• **What is being asked**
Copy out everything in the listing from the line with "List every element" down to the line with "count-bar-a [859,933,880,1036]", both of those lines included, without changing a character.

• **Records to use**
________
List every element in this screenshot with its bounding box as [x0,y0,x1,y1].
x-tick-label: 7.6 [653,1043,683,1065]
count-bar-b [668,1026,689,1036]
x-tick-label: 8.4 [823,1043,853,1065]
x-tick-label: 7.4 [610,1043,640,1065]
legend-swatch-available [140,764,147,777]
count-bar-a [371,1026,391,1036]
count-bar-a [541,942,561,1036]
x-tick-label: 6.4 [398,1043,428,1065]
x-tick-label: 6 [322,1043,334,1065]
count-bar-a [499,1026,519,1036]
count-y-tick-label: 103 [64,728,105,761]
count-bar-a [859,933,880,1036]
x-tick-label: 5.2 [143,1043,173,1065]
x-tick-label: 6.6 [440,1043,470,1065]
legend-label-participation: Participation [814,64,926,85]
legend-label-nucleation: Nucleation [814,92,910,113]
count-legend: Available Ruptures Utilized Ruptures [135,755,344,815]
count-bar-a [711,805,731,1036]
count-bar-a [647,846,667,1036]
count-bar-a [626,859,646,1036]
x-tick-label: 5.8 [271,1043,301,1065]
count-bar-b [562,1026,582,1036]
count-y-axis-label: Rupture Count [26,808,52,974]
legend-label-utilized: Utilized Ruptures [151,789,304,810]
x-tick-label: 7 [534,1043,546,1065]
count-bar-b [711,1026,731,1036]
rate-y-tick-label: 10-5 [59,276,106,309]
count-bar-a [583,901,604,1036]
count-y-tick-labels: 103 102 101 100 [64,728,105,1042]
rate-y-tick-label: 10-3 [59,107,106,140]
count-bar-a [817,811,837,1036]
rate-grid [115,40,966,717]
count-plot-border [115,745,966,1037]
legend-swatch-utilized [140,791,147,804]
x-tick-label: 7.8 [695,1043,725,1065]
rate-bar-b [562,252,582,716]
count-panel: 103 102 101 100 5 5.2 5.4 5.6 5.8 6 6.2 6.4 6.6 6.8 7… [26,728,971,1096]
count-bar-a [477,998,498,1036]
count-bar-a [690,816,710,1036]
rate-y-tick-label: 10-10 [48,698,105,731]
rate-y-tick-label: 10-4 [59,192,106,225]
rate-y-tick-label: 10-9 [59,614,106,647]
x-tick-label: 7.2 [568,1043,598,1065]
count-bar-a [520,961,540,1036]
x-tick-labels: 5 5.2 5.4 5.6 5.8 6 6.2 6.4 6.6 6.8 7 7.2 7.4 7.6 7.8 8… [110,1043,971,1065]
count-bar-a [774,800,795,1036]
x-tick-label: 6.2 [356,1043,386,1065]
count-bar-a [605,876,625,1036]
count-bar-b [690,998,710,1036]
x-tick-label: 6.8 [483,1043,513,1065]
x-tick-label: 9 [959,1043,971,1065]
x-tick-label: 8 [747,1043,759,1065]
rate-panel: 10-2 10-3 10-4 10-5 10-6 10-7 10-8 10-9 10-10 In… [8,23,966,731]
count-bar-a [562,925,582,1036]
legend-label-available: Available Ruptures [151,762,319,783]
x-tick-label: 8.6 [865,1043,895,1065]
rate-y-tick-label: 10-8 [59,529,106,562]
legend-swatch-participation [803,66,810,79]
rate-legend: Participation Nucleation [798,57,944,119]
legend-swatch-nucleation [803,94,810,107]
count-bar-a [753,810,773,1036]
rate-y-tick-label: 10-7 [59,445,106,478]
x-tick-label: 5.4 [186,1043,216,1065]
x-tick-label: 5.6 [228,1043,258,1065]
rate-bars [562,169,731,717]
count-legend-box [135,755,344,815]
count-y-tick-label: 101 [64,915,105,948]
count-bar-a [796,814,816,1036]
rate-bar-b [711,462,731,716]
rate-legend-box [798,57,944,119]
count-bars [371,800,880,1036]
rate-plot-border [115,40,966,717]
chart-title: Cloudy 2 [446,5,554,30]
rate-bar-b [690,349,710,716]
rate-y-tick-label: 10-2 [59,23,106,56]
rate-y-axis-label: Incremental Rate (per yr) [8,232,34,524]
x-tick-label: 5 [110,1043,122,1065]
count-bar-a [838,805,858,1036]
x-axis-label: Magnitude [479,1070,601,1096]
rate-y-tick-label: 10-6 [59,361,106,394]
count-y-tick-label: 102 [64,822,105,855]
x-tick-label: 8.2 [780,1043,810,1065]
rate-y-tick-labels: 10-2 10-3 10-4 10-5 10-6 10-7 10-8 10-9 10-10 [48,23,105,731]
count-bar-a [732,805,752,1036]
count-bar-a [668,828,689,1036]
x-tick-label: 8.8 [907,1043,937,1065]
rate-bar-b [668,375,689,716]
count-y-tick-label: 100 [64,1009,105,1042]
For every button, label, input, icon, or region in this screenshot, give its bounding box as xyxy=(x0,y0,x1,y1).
________
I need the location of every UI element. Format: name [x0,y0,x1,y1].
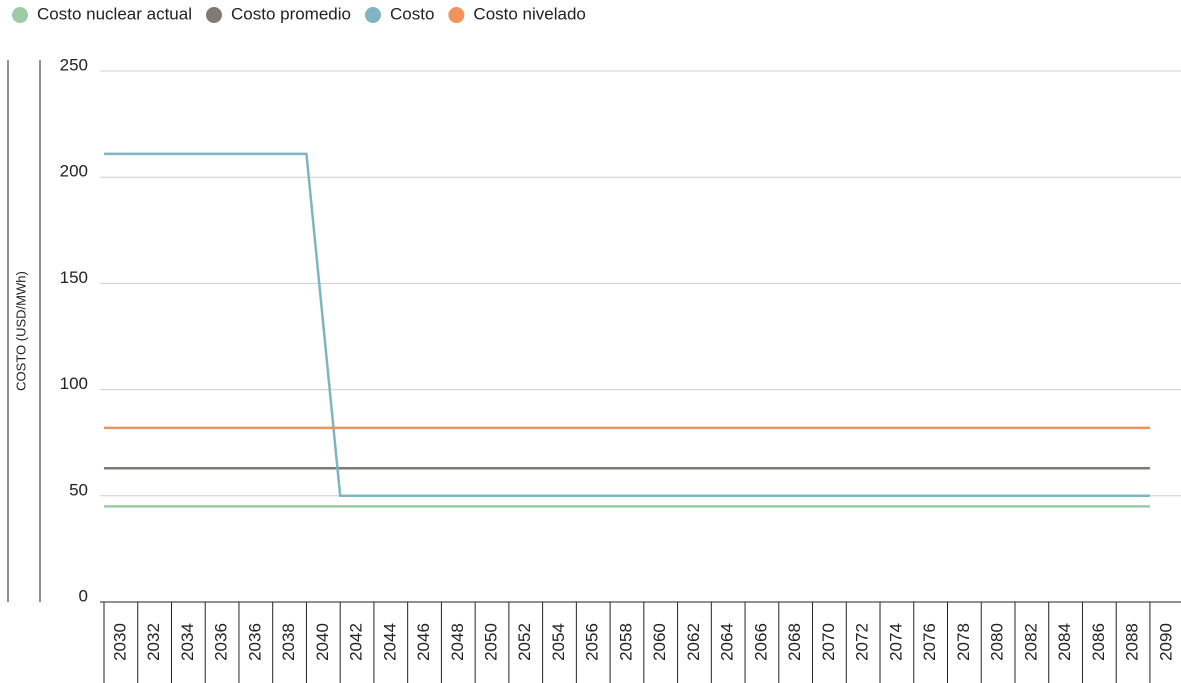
________
• **Full response**
List every element in this screenshot with its bounding box as [x0,y0,x1,y1].
x-tick-label: 7.6 [653,1043,683,1065]
count-bar-b [668,1026,689,1036]
x-tick-label: 8.4 [823,1043,853,1065]
x-tick-label: 7.4 [610,1043,640,1065]
legend-swatch-available [140,764,147,777]
count-bar-a [371,1026,391,1036]
count-bar-a [541,942,561,1036]
x-tick-label: 6.4 [398,1043,428,1065]
x-tick-label: 6 [322,1043,334,1065]
count-bar-a [499,1026,519,1036]
count-y-tick-label: 103 [64,728,105,761]
count-bar-a [859,933,880,1036]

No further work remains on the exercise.